What this task involves:
Tally every line of the listing below that holds "indicating", then give the tally alone.

(Saved entries)
>>

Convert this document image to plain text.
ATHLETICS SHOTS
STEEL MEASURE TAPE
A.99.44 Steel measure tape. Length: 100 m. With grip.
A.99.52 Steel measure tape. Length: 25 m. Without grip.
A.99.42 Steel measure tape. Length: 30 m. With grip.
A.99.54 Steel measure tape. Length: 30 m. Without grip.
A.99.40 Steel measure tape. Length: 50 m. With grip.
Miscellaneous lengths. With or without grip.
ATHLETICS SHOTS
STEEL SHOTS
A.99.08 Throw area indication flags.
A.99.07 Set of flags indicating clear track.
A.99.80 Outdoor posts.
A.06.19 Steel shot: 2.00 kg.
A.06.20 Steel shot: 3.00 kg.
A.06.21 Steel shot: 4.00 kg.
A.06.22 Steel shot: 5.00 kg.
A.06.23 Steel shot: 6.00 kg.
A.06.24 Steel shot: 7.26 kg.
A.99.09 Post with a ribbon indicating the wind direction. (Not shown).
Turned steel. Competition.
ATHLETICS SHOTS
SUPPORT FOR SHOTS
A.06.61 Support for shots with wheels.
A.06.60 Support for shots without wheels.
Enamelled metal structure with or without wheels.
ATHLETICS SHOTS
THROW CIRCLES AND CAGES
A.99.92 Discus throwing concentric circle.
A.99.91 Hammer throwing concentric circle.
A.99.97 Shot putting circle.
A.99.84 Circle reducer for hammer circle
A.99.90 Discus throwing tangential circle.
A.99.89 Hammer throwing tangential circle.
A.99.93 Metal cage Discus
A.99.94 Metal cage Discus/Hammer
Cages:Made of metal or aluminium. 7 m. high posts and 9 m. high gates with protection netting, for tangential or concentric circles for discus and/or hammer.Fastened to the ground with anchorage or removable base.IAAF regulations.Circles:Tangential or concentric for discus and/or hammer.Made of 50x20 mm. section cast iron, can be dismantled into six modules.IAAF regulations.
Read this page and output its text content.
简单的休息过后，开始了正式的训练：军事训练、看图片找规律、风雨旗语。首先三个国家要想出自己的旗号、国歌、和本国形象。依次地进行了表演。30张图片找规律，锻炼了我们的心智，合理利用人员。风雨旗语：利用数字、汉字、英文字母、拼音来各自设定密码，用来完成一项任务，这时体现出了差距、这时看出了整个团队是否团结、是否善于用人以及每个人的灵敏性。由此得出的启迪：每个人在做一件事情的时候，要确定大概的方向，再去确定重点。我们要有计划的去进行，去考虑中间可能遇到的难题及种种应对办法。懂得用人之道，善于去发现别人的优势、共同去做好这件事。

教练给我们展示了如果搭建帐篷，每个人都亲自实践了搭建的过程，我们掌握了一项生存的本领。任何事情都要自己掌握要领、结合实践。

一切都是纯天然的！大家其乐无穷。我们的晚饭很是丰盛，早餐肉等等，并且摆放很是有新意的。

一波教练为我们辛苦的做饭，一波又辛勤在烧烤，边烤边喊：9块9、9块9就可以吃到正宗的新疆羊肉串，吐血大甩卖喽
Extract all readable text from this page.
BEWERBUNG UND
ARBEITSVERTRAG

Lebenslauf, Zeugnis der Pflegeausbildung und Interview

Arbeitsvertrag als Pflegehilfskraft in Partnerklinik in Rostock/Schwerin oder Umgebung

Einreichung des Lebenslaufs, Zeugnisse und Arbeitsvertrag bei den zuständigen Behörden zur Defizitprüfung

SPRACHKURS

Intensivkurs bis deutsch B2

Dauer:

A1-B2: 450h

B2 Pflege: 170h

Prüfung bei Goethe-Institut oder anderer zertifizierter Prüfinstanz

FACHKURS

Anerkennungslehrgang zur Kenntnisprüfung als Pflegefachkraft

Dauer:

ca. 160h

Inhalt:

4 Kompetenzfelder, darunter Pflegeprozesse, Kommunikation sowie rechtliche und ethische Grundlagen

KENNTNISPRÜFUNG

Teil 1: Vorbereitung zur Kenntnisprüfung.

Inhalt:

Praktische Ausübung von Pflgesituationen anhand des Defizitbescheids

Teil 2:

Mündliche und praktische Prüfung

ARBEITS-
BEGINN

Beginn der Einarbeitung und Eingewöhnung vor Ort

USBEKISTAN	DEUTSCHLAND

<<

Output of the exercise:
2